> [Supplied information]
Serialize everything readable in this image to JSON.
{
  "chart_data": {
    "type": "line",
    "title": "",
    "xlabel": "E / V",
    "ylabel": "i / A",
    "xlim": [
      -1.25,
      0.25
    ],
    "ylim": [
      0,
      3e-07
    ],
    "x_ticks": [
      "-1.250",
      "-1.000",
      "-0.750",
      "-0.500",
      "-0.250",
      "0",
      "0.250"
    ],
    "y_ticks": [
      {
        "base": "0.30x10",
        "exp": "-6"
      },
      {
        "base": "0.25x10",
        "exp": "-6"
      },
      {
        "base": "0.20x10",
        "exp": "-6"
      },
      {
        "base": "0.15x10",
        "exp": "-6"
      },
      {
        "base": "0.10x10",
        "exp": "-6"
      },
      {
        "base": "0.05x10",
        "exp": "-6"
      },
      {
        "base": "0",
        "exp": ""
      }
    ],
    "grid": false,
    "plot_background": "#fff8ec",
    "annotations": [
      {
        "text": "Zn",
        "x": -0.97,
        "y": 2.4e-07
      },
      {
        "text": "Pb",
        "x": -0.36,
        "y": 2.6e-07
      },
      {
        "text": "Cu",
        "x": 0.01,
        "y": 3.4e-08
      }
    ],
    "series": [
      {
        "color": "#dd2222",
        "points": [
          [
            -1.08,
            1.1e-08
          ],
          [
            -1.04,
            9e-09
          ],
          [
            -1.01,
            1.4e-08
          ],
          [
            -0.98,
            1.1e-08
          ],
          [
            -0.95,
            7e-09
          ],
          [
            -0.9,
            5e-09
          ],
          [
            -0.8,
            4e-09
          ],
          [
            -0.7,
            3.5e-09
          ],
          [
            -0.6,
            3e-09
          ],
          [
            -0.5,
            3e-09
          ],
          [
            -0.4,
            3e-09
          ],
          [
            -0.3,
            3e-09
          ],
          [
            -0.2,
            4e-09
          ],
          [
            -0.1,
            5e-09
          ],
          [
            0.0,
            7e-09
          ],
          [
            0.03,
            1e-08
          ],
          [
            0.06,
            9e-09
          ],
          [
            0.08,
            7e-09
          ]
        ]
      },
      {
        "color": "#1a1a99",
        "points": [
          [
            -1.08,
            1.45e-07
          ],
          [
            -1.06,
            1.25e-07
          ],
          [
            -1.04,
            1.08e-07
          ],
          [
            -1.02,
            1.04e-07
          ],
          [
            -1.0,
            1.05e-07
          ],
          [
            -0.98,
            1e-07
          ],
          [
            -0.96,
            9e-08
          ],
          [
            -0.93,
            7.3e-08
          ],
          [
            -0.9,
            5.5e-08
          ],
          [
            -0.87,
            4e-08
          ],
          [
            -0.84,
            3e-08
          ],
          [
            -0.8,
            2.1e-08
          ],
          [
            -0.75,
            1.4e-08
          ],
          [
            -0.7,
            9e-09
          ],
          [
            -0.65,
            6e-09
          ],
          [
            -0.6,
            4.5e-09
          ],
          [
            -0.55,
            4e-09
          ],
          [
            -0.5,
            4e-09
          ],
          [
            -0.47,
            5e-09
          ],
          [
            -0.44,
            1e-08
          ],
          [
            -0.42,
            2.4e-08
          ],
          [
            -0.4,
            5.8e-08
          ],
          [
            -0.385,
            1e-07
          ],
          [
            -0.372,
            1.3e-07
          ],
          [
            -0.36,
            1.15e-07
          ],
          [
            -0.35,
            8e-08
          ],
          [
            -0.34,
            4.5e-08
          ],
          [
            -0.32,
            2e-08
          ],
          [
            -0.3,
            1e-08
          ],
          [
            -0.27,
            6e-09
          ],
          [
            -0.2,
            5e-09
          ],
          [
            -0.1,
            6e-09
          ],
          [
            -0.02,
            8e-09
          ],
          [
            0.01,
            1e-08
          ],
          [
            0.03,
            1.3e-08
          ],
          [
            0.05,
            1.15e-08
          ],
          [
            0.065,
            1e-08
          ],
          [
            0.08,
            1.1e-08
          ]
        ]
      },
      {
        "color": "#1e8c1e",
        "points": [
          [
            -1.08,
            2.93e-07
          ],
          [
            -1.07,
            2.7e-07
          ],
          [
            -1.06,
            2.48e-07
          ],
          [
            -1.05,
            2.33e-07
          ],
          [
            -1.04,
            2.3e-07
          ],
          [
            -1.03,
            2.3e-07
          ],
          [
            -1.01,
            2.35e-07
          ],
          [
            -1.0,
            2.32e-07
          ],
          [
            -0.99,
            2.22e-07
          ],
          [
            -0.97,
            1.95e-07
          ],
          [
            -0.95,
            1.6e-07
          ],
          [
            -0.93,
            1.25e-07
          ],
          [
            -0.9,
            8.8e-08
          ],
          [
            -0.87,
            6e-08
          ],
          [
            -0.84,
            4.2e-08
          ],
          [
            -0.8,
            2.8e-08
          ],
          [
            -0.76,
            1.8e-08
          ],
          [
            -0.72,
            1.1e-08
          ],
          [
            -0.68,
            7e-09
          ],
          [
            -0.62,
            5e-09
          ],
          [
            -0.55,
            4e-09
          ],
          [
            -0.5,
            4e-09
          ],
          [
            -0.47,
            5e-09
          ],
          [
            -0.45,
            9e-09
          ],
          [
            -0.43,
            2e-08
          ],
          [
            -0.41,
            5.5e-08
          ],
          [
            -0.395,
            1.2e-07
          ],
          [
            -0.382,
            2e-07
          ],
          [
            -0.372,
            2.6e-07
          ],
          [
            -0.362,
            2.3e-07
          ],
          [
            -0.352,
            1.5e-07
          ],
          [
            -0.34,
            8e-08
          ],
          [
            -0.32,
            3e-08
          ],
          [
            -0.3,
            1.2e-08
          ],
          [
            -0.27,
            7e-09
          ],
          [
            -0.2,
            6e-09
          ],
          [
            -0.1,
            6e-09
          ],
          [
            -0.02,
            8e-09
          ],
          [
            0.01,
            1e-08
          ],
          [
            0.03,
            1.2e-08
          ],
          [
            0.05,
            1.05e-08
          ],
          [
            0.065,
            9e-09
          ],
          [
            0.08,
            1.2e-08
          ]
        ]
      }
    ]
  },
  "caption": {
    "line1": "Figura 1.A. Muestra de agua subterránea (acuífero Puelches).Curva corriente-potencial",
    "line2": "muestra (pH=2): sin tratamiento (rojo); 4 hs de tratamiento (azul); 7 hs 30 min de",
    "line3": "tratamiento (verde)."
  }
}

> [Stated exercise] Write down every line of the data above that includes the string "base".

> [Written response]
        "base": "0.30x10",
        "base": "0.25x10",
        "base": "0.20x10",
        "base": "0.15x10",
        "base": "0.10x10",
        "base": "0.05x10",
        "base": "0",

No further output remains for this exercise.